▸ **已保存的数据条目**
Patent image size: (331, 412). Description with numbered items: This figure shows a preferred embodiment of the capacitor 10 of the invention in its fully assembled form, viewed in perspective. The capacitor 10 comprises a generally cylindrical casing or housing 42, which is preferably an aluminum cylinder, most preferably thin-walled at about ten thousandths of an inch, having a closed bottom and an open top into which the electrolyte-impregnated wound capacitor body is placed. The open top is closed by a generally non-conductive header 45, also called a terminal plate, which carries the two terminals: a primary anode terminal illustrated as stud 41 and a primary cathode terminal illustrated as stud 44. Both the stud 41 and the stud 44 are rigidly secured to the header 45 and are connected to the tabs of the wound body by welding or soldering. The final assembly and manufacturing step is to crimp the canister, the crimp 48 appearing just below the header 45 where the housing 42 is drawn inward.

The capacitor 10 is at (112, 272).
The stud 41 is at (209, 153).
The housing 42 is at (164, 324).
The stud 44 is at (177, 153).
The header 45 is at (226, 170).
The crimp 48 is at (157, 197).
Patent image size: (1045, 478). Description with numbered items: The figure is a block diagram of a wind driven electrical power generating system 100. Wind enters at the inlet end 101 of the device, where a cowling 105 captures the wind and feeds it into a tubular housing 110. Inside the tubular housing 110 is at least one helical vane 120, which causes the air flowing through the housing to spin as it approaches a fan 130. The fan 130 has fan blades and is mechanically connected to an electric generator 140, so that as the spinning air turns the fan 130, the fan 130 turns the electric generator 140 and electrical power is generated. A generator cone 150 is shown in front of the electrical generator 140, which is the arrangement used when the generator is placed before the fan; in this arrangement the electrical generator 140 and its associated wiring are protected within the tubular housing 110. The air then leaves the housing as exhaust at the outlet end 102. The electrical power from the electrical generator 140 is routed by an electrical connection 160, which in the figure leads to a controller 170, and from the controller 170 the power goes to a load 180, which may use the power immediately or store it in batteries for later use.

▸ **任务说明**
把上面列表中的所有行整理成带编号的清单，空行不要保留。

▸ **参考答案**
1. Patent image size: (331, 412). Description with numbered items: This figure shows a preferred embodiment of the capacitor 10 of the invention in its fully assembled form, viewed in perspective. The capacitor 10 comprises a generally cylindrical casing or housing 42, which is preferably an aluminum cylinder, most preferably thin-walled at about ten thousandths of an inch, having a closed bottom and an open top into which the electrolyte-impregnated wound capacitor body is placed. The open top is closed by a generally non-conductive header 45, also called a terminal plate, which carries the two terminals: a primary anode terminal illustrated as stud 41 and a primary cathode terminal illustrated as stud 44. Both the stud 41 and the stud 44 are rigidly secured to the header 45 and are connected to the tabs of the wound body by welding or soldering. The final assembly and manufacturing step is to crimp the canister, the crimp 48 appearing just below the header 45 where the housing 42 is drawn inward.
2. The capacitor 10 is at (112, 272).
3. The stud 41 is at (209, 153).
4. The housing 42 is at (164, 324).
5. The stud 44 is at (177, 153).
6. The header 45 is at (226, 170).
7. The crimp 48 is at (157, 197).
8. Patent image size: (1045, 478). Description with numbered items: The figure is a block diagram of a wind driven electrical power generating system 100. Wind enters at the inlet end 101 of the device, where a cowling 105 captures the wind and feeds it into a tubular housing 110. Inside the tubular housing 110 is at least one helical vane 120, which causes the air flowing through the housing to spin as it approaches a fan 130. The fan 130 has fan blades and is mechanically connected to an electric generator 140, so that as the spinning air turns the fan 130, the fan 130 turns the electric generator 140 and electrical power is generated. A generator cone 150 is shown in front of the electrical generator 140, which is the arrangement used when the generator is placed before the fan; in this arrangement the electrical generator 140 and its associated wiring are protected within the tubular housing 110. The air then leaves the housing as exhaust at the outlet end 102. The electrical power from the electrical generator 140 is routed by an electrical connection 160, which in the figure leads to a controller 170, and from the controller 170 the power goes to a load 180, which may use the power immediately or store it in batteries for later use.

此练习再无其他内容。